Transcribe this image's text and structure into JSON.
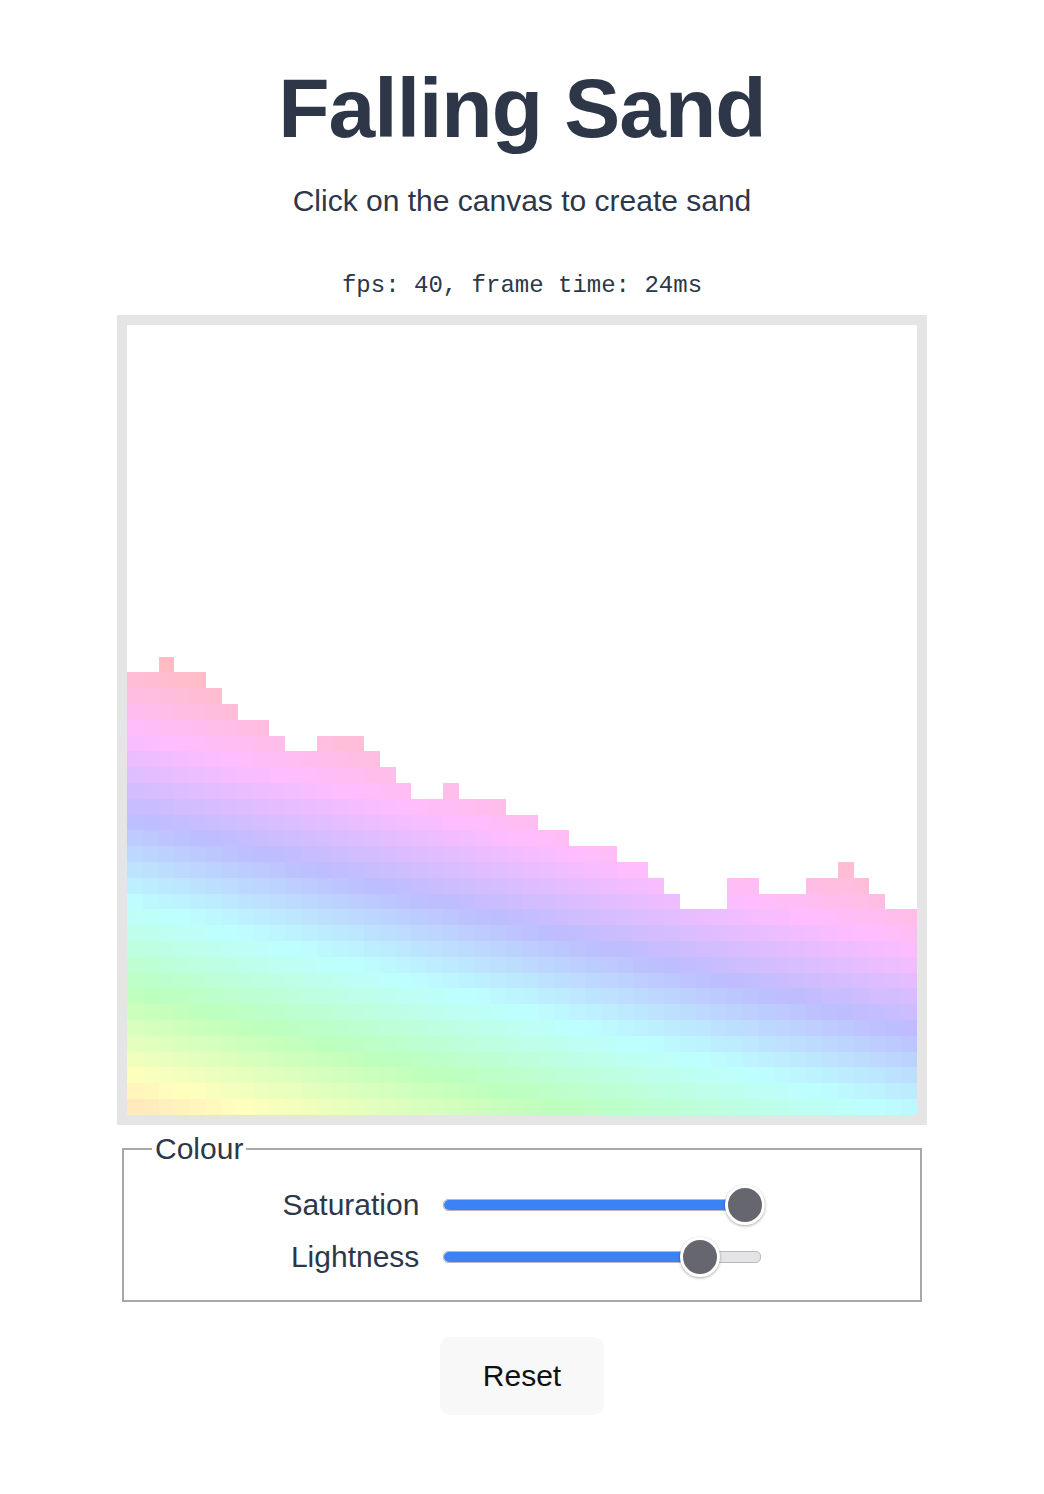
{
  "title": "Falling Sand",
  "subtitle": "Click on the canvas to create sand",
  "stats": "fps: 40, frame time: 24ms",
  "sand": {
    "columns": [
      28,
      28,
      29,
      28,
      28,
      27,
      26,
      25,
      25,
      24,
      23,
      23,
      24,
      24,
      24,
      23,
      22,
      21,
      20,
      20,
      21,
      20,
      20,
      20,
      19,
      19,
      18,
      18,
      17,
      17,
      17,
      16,
      16,
      15,
      14,
      13,
      13,
      13,
      15,
      15,
      14,
      14,
      14,
      15,
      15,
      16,
      15,
      14,
      13,
      13
    ]
  },
  "colour": {
    "legend": "Colour",
    "sliders": [
      {
        "label": "Saturation",
        "level": 1.0
      },
      {
        "label": "Lightness",
        "level": 0.85
      }
    ]
  },
  "buttons": [
    "Reset"
  ]
}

⁂

__Written request__: Quote the records in their entirety, keeping the wording exact and excluding pictures.

__Output of the task__:
Transcribe this image's text and structure into JSON.
{
  "title": "Falling Sand",
  "subtitle": "Click on the canvas to create sand",
  "stats": "fps: 40, frame time: 24ms",
  "sand": {
    "columns": [
      28,
      28,
      29,
      28,
      28,
      27,
      26,
      25,
      25,
      24,
      23,
      23,
      24,
      24,
      24,
      23,
      22,
      21,
      20,
      20,
      21,
      20,
      20,
      20,
      19,
      19,
      18,
      18,
      17,
      17,
      17,
      16,
      16,
      15,
      14,
      13,
      13,
      13,
      15,
      15,
      14,
      14,
      14,
      15,
      15,
      16,
      15,
      14,
      13,
      13
    ]
  },
  "colour": {
    "legend": "Colour",
    "sliders": [
      {
        "label": "Saturation",
        "level": 1.0
      },
      {
        "label": "Lightness",
        "level": 0.85
      }
    ]
  },
  "buttons": [
    "Reset"
  ]
}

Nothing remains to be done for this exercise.